### WHAT THE TASK REQUIRES
Show every line in the entries below where the word "real" appears.

### RECORDS TO USE
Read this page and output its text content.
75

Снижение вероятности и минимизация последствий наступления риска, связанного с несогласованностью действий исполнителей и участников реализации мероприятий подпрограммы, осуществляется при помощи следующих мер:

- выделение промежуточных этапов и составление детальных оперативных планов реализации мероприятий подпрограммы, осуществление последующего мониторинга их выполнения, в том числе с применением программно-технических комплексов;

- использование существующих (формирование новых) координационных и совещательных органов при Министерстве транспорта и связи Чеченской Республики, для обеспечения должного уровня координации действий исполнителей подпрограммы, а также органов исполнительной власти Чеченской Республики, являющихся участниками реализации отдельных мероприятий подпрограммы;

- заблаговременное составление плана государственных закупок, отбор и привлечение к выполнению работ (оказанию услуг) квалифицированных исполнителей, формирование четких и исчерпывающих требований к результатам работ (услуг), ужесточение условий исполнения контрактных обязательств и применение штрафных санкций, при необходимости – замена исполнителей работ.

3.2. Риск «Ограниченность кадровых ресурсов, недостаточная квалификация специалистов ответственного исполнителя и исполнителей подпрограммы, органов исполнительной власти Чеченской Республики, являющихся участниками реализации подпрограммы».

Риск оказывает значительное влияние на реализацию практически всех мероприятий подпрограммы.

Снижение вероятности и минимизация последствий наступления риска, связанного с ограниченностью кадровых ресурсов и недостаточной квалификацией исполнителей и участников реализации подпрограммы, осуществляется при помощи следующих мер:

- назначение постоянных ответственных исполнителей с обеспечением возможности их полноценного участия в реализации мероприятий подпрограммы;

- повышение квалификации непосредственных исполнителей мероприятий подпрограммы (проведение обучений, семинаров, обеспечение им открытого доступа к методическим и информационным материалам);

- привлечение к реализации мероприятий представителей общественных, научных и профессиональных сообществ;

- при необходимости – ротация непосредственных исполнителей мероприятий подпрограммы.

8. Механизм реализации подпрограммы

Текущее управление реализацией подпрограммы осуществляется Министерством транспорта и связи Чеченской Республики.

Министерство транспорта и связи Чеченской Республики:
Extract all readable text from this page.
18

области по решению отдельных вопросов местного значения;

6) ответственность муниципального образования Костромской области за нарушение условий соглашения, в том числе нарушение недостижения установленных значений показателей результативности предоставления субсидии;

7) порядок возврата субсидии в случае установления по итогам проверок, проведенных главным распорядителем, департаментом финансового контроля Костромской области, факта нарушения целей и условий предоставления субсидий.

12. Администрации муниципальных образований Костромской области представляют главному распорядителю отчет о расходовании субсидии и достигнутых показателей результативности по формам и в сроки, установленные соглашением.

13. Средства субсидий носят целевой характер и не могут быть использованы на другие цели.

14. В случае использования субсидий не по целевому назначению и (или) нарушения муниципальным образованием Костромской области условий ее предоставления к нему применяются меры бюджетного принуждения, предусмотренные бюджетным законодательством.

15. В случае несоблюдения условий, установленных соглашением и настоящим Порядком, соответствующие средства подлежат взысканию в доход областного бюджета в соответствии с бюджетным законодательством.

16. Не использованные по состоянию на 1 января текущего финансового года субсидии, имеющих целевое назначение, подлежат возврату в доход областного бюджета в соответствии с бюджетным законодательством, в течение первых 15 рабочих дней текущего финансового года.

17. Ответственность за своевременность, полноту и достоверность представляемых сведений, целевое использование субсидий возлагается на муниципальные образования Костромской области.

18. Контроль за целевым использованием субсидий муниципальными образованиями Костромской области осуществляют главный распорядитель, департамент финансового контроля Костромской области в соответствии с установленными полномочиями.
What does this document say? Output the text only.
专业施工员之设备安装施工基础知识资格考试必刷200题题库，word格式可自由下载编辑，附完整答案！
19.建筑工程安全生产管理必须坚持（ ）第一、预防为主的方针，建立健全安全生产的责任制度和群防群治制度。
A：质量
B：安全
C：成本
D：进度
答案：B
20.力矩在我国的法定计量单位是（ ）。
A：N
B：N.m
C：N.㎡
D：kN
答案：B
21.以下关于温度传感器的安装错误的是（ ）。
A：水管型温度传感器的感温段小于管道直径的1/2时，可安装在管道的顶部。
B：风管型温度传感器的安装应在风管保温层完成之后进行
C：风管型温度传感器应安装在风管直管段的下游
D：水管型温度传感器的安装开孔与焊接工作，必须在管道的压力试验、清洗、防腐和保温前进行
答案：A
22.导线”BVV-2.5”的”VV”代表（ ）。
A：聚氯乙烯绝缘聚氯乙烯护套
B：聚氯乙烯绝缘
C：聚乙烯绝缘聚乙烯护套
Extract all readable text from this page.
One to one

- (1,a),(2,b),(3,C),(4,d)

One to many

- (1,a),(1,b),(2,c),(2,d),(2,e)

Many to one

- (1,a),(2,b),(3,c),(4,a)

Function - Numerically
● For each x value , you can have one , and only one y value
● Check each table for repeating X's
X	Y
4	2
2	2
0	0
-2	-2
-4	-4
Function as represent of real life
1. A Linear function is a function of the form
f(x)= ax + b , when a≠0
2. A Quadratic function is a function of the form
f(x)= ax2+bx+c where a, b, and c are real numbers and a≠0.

### RESPONSE TO THIS TASK
Function as represent of real life
f(x)= ax2+bx+c where a, b, and c are real numbers and a≠0.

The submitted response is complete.